### WHAT YOU NEED TO DO
Reproduce the material verbatim, starting at the line containing "Extract all elements" and ending at the line containing "tab-pricing[interactable]: Pricing xyxy=(428,285,585,321)", both lines included. Omit the pictures from your output.

### RAW RECORDS

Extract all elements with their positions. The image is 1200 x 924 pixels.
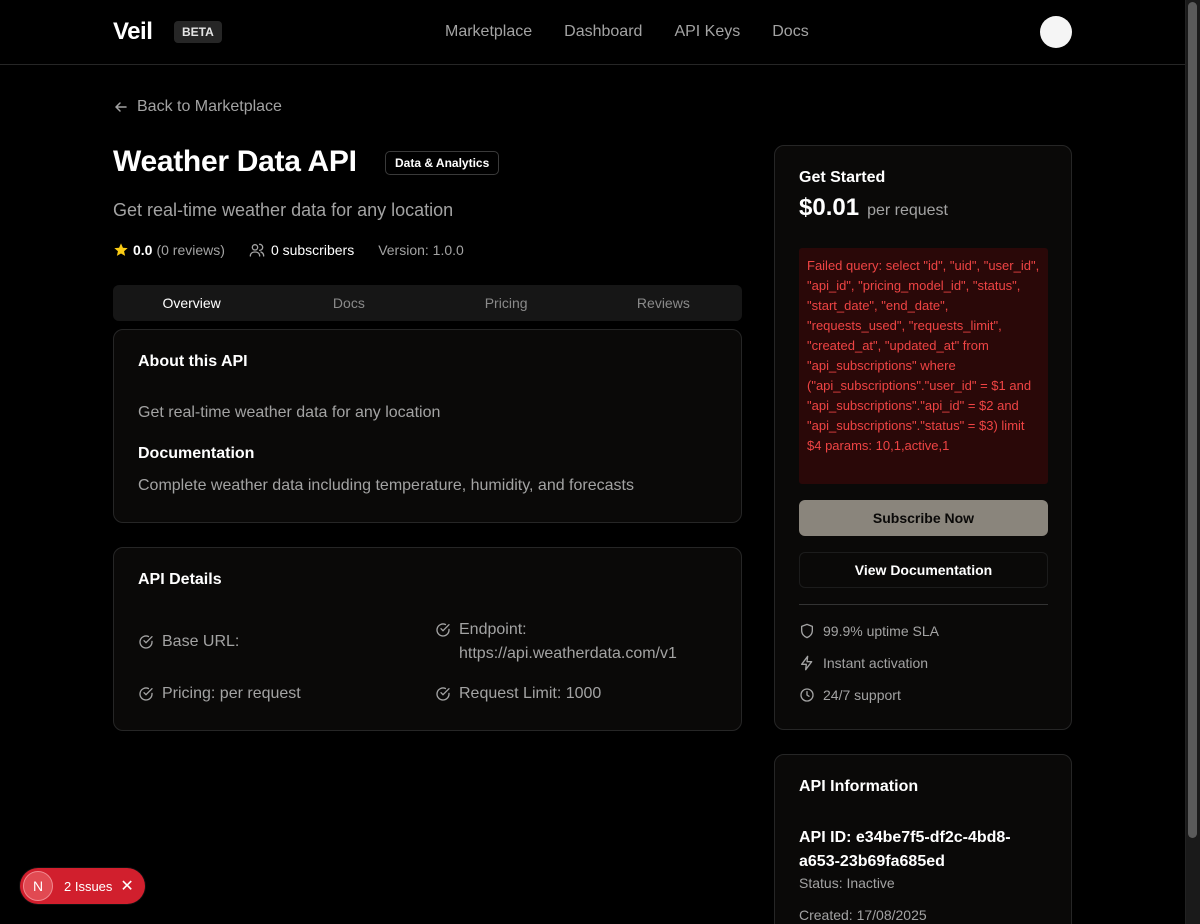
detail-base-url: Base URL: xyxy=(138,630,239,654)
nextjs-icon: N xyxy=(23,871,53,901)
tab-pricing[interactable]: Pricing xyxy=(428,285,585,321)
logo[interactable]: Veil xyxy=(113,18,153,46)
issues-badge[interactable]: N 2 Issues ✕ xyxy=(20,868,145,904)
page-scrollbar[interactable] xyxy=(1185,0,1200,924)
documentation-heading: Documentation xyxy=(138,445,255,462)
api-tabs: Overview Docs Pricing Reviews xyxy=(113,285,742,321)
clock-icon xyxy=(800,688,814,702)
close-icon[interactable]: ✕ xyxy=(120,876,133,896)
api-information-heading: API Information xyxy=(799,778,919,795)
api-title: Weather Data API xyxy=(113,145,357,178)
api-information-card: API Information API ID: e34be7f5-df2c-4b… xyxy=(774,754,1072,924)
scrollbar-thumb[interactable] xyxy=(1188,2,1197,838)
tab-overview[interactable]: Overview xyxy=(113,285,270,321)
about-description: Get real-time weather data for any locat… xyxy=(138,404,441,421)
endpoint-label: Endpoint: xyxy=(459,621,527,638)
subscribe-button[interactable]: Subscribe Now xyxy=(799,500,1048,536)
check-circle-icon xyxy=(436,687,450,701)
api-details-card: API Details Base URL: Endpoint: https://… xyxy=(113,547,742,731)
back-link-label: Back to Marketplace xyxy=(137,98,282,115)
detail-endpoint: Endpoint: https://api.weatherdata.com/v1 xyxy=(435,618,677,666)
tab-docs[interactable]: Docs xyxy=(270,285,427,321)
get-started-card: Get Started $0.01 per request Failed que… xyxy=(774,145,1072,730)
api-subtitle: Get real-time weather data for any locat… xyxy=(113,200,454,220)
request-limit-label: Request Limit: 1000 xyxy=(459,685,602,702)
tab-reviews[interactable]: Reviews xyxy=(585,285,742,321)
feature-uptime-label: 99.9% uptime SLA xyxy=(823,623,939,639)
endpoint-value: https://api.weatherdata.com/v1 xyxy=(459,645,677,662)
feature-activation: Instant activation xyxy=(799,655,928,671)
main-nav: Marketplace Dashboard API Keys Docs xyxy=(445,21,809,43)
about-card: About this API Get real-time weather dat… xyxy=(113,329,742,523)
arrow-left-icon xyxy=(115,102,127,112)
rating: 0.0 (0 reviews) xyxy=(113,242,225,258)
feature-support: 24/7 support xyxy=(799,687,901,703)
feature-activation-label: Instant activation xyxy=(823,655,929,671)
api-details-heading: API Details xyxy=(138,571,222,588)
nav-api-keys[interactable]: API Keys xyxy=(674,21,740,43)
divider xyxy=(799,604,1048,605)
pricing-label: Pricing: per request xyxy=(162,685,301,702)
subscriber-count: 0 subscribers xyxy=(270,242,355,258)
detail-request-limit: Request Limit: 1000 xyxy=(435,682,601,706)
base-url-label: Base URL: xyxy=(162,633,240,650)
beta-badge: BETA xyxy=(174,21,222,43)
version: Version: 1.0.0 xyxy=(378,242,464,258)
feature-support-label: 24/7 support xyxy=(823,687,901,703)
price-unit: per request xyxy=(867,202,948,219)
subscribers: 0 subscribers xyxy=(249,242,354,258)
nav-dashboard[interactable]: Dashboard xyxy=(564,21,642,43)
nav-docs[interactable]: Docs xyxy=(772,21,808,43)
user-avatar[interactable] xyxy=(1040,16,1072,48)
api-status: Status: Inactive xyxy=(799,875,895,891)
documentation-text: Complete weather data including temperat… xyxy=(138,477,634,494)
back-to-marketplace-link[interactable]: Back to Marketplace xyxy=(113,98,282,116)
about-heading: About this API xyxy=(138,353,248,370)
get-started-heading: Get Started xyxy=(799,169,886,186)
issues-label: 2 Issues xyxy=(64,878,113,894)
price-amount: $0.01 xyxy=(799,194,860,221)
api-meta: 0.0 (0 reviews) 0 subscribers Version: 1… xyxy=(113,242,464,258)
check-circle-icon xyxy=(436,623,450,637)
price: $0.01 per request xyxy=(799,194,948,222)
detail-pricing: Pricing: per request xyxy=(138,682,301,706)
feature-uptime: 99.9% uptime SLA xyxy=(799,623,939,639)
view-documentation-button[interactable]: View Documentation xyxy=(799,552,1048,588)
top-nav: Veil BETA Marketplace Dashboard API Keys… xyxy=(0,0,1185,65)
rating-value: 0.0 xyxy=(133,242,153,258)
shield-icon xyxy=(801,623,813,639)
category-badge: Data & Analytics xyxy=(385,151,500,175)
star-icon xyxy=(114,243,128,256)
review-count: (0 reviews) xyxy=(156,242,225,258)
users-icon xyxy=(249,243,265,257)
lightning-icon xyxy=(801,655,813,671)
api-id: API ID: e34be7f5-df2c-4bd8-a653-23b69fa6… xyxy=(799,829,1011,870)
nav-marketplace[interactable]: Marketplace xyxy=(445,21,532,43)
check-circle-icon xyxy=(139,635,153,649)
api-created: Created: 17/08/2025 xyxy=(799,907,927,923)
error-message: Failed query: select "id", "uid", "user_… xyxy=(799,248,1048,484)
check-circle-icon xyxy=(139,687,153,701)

==

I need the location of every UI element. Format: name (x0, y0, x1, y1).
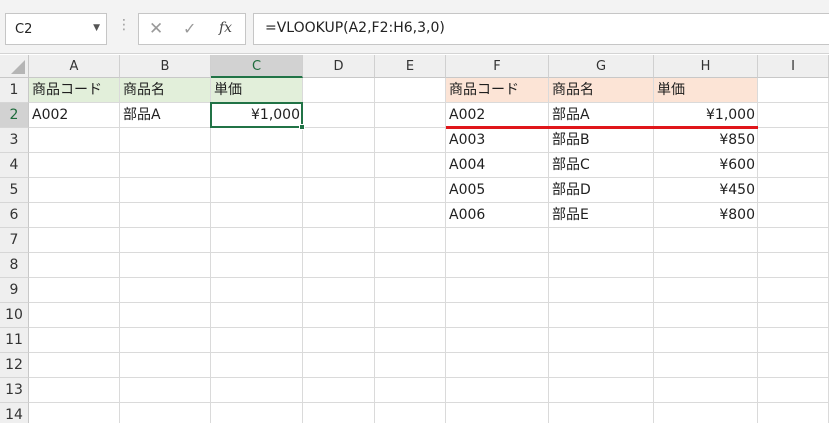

### REPLY TO THE TASK
Extract all elements with their positions. The image is 1200 x 924 pixels.
detail-base-url: Base URL: xyxy=(138,630,239,654)
nextjs-icon: N xyxy=(23,871,53,901)
tab-pricing[interactable]: Pricing xyxy=(428,285,585,321)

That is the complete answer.